Task description – Print each of the entries exactly, leaving nothing out.

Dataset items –
::::

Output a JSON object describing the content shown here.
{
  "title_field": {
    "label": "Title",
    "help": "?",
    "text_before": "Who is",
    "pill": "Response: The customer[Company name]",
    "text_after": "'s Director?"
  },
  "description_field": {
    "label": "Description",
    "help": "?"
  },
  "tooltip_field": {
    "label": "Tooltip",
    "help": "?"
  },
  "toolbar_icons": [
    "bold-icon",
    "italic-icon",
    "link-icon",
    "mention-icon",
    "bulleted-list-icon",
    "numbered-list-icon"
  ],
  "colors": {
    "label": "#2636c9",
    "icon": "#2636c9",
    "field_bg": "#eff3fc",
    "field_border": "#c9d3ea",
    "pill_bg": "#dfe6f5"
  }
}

::::

Finished exercise –
Output a JSON object describing the content shown here.
{
  "title_field": {
    "label": "Title",
    "help": "?",
    "text_before": "Who is",
    "pill": "Response: The customer[Company name]",
    "text_after": "'s Director?"
  },
  "description_field": {
    "label": "Description",
    "help": "?"
  },
  "tooltip_field": {
    "label": "Tooltip",
    "help": "?"
  },
  "toolbar_icons": [
    "bold-icon",
    "italic-icon",
    "link-icon",
    "mention-icon",
    "bulleted-list-icon",
    "numbered-list-icon"
  ],
  "colors": {
    "label": "#2636c9",
    "icon": "#2636c9",
    "field_bg": "#eff3fc",
    "field_border": "#c9d3ea",
    "pill_bg": "#dfe6f5"
  }
}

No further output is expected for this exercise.